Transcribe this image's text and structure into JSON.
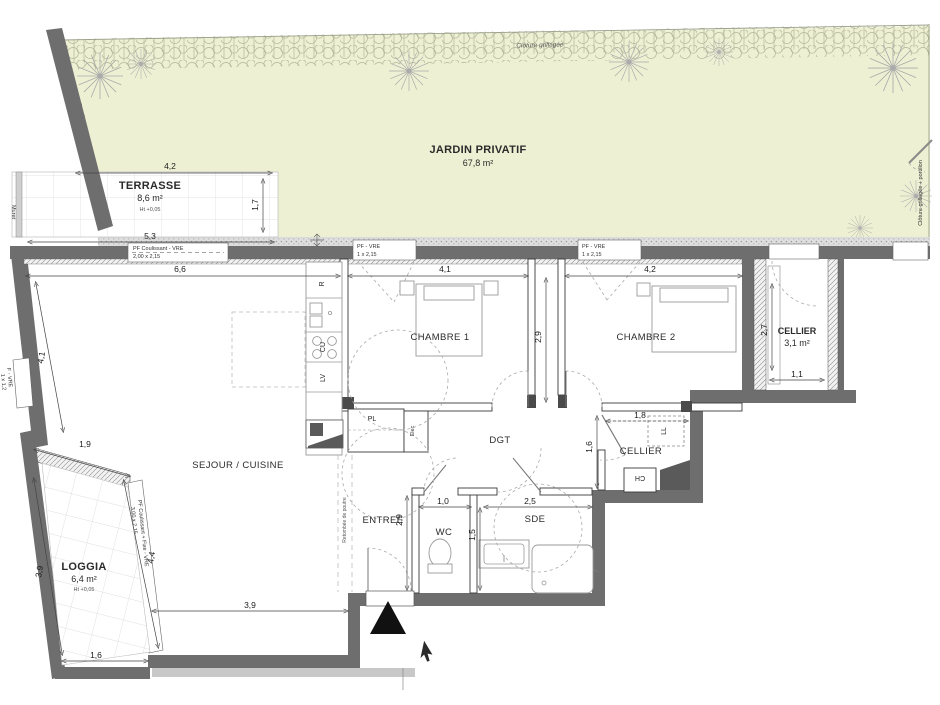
{
  "garden": {
    "label": "JARDIN PRIVATIF",
    "area": "67,8 m²",
    "fence_top": "Clôture grillagée",
    "fence_right": "Clôture grillagée + portillon",
    "stairs": "Escalier",
    "low_wall": "Muret"
  },
  "terrace": {
    "label": "TERRASSE",
    "area": "8,6 m²",
    "height_note": "Ht +0,05",
    "dim_top": "4,2",
    "dim_right": "1,7",
    "dim_bottom": "5,3"
  },
  "loggia": {
    "label": "LOGGIA",
    "area": "6,4 m²",
    "height_note": "Ht +0,05",
    "dim_top": "1,9",
    "dim_left": "3,9",
    "dim_right": "4,4",
    "dim_bottom": "1,6"
  },
  "rooms": {
    "sejour": {
      "label": "SEJOUR / CUISINE",
      "dim_top": "6,6",
      "dim_bottom": "3,9",
      "dim_left_wall": "4,1"
    },
    "chambre1": {
      "label": "CHAMBRE 1",
      "dim_width": "4,1"
    },
    "chambre2": {
      "label": "CHAMBRE 2",
      "dim_width": "4,2"
    },
    "couloir": {
      "dim": "2,9"
    },
    "dgt": {
      "label": "DGT"
    },
    "entree": {
      "label": "ENTREE",
      "dim_height": "2,9"
    },
    "wc": {
      "label": "WC",
      "dim_width": "1,0",
      "dim_right": "1,5"
    },
    "sde": {
      "label": "SDE",
      "dim_width": "2,5"
    },
    "cellier_int": {
      "label": "CELLIER",
      "dim_width": "1,8",
      "dim_left": "1,6"
    },
    "cellier_ext": {
      "label": "CELLIER",
      "area": "3,1 m²",
      "dim_height": "2,7",
      "dim_width": "1,1"
    },
    "placard": {
      "label": "PL"
    }
  },
  "openings": {
    "terrace_door": {
      "line1": "PF Coulissant - VRE",
      "line2": "2,00 x 2,15"
    },
    "chambre1_window": {
      "line1": "PF - VRE",
      "line2": "1 x 2,15"
    },
    "chambre2_window": {
      "line1": "PF - VRE",
      "line2": "1 x 2,15"
    },
    "sejour_window": {
      "line1": "F - VRE",
      "line2": "1 x 1,2"
    },
    "loggia_window": {
      "line1": "PF Coulissant + Fixe - VRE",
      "line2": "3,00 x 2,15"
    }
  },
  "equipment": {
    "elec": "Elec",
    "fridge": "R",
    "hob": "CU",
    "dishwasher": "LV",
    "washer": "LL",
    "boiler": "CH",
    "beam_note": "Retombée de poutre"
  },
  "colors": {
    "garden": "#eef0d3",
    "wall": "#6e6e6e"
  }
}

== EXERCISE DETAILS ==
Within the entries above, work out how many lines contain the word "Clôture". The number alone is the answer.

== EXERCISE RESPONSE ==
2